> [TASK STATEMENT]:
Quote the whole listing word for word, please.

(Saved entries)
━━━━━━━━━━━━━━━━━━━━

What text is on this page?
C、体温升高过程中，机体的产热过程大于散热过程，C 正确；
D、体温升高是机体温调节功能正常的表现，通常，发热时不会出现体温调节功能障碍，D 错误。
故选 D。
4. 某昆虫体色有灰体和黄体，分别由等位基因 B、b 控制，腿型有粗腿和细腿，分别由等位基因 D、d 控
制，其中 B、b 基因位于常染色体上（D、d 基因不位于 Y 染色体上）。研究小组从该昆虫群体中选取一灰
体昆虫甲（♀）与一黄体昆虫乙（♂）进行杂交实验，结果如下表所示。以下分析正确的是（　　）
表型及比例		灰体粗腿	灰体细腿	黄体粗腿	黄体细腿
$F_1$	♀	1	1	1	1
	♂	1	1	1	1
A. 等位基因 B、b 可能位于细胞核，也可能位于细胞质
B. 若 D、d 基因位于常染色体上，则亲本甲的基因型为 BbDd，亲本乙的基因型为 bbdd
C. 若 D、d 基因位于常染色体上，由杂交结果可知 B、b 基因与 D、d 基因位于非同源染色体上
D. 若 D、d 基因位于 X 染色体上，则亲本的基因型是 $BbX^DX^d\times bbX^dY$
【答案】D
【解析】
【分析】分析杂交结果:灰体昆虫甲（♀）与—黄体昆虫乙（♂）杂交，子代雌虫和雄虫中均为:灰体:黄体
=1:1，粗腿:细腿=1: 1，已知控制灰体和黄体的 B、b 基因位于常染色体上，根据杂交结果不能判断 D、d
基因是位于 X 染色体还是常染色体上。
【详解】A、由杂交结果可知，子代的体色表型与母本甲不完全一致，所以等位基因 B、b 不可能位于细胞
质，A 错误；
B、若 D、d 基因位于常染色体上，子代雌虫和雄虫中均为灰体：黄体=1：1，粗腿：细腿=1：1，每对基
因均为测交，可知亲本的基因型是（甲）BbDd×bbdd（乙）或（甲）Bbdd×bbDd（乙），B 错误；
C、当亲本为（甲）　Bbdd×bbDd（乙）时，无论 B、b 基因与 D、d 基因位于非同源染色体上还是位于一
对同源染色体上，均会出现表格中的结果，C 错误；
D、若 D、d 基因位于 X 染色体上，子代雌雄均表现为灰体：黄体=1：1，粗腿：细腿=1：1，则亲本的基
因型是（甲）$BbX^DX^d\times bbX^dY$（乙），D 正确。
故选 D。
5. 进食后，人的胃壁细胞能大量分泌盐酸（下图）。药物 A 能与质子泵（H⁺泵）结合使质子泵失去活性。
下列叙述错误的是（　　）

━━━━━━━━━━━━━━━━━━━━

> [FINAL RESULT]:
What text is on this page?
C、体温升高过程中，机体的产热过程大于散热过程，C 正确；
D、体温升高是机体温调节功能正常的表现，通常，发热时不会出现体温调节功能障碍，D 错误。
故选 D。
4. 某昆虫体色有灰体和黄体，分别由等位基因 B、b 控制，腿型有粗腿和细腿，分别由等位基因 D、d 控
制，其中 B、b 基因位于常染色体上（D、d 基因不位于 Y 染色体上）。研究小组从该昆虫群体中选取一灰
体昆虫甲（♀）与一黄体昆虫乙（♂）进行杂交实验，结果如下表所示。以下分析正确的是（　　）
表型及比例		灰体粗腿	灰体细腿	黄体粗腿	黄体细腿
$F_1$	♀	1	1	1	1
	♂	1	1	1	1
A. 等位基因 B、b 可能位于细胞核，也可能位于细胞质
B. 若 D、d 基因位于常染色体上，则亲本甲的基因型为 BbDd，亲本乙的基因型为 bbdd
C. 若 D、d 基因位于常染色体上，由杂交结果可知 B、b 基因与 D、d 基因位于非同源染色体上
D. 若 D、d 基因位于 X 染色体上，则亲本的基因型是 $BbX^DX^d\times bbX^dY$
【答案】D
【解析】
【分析】分析杂交结果:灰体昆虫甲（♀）与—黄体昆虫乙（♂）杂交，子代雌虫和雄虫中均为:灰体:黄体
=1:1，粗腿:细腿=1: 1，已知控制灰体和黄体的 B、b 基因位于常染色体上，根据杂交结果不能判断 D、d
基因是位于 X 染色体还是常染色体上。
【详解】A、由杂交结果可知，子代的体色表型与母本甲不完全一致，所以等位基因 B、b 不可能位于细胞
质，A 错误；
B、若 D、d 基因位于常染色体上，子代雌虫和雄虫中均为灰体：黄体=1：1，粗腿：细腿=1：1，每对基
因均为测交，可知亲本的基因型是（甲）BbDd×bbdd（乙）或（甲）Bbdd×bbDd（乙），B 错误；
C、当亲本为（甲）　Bbdd×bbDd（乙）时，无论 B、b 基因与 D、d 基因位于非同源染色体上还是位于一
对同源染色体上，均会出现表格中的结果，C 错误；
D、若 D、d 基因位于 X 染色体上，子代雌雄均表现为灰体：黄体=1：1，粗腿：细腿=1：1，则亲本的基
因型是（甲）$BbX^DX^d\times bbX^dY$（乙），D 正确。
故选 D。
5. 进食后，人的胃壁细胞能大量分泌盐酸（下图）。药物 A 能与质子泵（H⁺泵）结合使质子泵失去活性。
下列叙述错误的是（　　）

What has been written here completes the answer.